>> BEGIN LISTED RECORDS
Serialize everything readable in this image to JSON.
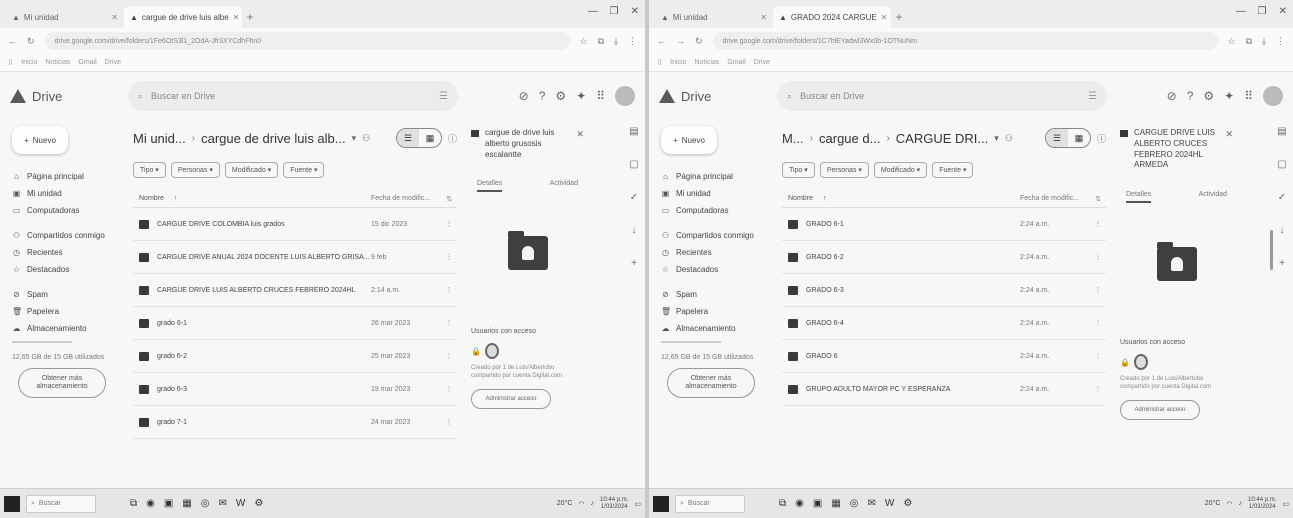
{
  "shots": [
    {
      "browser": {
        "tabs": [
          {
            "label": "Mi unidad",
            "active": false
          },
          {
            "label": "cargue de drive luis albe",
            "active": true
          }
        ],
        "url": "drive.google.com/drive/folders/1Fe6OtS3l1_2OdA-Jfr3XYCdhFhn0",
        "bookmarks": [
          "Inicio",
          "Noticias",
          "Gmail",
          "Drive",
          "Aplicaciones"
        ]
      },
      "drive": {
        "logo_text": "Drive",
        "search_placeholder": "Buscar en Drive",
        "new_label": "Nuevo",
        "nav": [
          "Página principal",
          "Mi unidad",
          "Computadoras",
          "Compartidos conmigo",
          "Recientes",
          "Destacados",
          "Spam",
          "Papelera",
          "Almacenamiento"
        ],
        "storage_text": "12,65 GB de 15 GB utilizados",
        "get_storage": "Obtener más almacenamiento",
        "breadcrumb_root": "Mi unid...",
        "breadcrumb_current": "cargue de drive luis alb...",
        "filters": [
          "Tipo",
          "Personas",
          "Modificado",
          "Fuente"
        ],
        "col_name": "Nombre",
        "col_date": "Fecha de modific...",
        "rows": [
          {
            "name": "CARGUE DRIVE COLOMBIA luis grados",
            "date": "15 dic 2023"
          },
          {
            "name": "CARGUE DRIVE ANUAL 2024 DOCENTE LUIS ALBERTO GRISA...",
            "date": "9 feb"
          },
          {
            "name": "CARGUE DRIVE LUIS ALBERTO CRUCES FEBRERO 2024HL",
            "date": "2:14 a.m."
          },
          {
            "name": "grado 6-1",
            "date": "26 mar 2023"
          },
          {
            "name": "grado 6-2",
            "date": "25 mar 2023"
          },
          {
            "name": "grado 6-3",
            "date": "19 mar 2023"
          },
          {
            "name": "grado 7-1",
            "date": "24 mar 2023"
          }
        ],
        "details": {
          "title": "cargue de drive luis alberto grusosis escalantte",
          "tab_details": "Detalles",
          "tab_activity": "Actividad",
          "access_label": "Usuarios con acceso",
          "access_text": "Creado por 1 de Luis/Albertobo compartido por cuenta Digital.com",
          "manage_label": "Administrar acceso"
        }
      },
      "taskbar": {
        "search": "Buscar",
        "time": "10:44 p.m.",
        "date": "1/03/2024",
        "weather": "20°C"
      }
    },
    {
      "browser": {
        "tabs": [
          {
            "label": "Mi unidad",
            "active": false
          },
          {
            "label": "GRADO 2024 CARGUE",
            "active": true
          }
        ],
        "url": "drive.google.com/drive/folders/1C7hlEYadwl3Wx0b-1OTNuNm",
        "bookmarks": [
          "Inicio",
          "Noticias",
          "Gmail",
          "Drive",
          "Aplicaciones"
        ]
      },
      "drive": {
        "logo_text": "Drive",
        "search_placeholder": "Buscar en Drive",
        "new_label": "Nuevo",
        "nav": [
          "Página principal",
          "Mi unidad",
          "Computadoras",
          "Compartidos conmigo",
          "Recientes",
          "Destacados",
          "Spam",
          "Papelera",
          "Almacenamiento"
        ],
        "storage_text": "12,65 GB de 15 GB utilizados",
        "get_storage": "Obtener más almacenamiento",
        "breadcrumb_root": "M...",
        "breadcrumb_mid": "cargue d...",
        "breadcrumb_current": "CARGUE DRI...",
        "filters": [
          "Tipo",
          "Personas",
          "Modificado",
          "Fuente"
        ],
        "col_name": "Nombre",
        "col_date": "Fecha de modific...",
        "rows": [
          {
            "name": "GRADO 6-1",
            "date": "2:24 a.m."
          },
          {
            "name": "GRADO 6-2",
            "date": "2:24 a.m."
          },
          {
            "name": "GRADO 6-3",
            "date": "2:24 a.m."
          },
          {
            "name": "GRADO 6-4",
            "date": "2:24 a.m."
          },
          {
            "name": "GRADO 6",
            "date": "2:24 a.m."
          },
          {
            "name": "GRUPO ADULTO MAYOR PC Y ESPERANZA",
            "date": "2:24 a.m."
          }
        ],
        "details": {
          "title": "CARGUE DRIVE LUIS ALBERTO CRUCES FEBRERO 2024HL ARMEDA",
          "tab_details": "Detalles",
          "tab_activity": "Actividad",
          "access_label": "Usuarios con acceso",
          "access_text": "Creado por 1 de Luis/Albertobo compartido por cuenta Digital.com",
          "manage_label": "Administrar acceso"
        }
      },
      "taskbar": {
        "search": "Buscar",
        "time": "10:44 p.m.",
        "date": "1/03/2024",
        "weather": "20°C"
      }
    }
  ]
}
>> END LISTED RECORDS
>> BEGIN LISTED RECORDS
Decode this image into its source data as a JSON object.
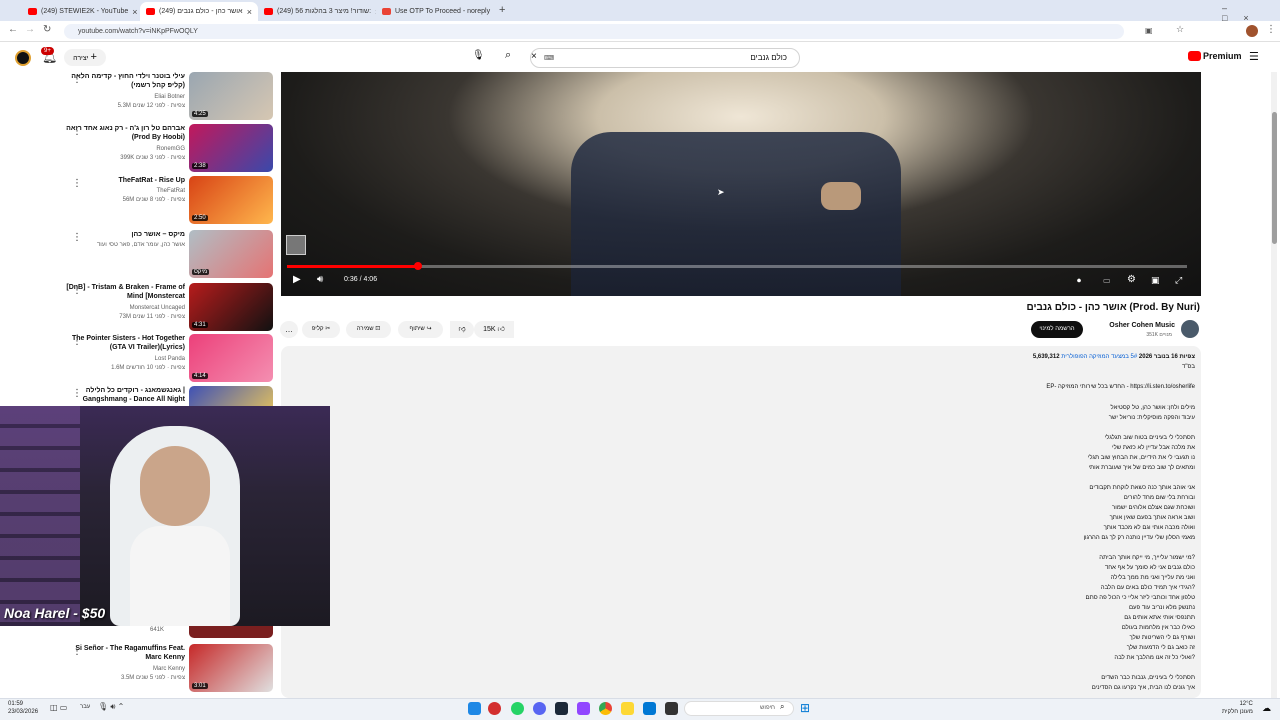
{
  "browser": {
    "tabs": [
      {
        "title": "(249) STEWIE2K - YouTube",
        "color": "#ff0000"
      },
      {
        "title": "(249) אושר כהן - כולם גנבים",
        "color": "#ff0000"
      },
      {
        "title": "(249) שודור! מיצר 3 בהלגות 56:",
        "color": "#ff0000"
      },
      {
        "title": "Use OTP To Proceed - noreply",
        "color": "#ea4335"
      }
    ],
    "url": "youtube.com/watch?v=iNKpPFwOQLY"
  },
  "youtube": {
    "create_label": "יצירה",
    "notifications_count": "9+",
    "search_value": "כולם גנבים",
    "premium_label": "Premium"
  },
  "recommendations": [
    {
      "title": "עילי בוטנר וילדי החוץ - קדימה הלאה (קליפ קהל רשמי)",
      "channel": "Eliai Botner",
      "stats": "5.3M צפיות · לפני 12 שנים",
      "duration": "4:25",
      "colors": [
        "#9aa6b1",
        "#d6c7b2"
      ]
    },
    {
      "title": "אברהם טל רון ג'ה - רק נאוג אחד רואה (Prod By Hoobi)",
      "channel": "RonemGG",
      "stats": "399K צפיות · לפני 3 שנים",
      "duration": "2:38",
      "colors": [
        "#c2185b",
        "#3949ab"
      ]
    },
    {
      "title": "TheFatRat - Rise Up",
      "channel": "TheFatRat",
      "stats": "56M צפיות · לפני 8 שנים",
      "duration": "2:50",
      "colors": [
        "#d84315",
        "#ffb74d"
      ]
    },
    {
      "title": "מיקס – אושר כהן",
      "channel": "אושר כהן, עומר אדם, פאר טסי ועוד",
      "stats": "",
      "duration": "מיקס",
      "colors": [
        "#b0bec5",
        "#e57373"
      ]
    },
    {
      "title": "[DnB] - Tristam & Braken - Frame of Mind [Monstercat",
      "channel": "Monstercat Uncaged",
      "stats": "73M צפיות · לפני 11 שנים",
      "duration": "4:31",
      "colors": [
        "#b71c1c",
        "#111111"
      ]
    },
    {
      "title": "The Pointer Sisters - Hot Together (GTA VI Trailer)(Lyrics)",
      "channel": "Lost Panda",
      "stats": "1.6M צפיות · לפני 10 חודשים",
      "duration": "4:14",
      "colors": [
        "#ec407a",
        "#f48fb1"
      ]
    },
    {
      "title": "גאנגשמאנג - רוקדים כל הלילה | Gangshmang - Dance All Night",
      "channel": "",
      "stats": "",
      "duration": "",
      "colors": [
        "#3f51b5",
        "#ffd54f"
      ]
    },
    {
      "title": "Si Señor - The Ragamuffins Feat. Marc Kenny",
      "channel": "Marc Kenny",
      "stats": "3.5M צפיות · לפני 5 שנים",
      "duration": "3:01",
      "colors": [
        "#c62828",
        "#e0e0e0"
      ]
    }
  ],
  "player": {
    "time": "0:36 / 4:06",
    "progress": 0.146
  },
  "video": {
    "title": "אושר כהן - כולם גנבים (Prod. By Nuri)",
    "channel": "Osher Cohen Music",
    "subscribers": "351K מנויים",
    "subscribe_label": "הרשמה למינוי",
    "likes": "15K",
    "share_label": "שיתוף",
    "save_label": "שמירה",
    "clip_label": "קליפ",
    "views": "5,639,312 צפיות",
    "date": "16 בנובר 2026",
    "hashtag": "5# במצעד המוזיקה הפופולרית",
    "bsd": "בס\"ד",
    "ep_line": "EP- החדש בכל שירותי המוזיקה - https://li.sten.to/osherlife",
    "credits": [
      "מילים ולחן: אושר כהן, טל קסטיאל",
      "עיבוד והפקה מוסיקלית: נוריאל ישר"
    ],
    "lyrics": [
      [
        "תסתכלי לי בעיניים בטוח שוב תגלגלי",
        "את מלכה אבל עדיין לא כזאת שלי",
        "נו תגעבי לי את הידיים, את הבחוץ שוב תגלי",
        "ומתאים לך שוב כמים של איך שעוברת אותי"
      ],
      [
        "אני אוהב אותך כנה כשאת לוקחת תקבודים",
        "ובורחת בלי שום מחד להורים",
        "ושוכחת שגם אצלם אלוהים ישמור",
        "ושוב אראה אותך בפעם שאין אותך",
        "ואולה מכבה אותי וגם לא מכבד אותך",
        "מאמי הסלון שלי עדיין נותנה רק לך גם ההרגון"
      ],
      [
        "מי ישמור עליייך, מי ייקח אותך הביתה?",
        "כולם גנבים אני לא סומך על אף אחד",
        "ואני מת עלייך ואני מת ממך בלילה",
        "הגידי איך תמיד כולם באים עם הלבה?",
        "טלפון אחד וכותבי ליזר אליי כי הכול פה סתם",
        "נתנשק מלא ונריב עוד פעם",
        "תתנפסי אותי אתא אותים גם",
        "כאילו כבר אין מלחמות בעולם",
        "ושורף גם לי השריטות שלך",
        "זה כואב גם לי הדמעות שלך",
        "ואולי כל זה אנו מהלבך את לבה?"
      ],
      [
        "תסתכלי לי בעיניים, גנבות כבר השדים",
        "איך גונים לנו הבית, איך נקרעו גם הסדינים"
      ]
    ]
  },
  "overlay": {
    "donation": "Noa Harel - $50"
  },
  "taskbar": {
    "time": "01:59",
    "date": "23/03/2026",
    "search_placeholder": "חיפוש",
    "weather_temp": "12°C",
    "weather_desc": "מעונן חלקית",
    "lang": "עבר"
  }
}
>> END LISTED RECORDS
TASK INSTRUCTIONS ->
Make a tally of the lines in this data that include the string "המוזיקה", and answer with that tally alone.

PROBLEM SOLUTION ->
2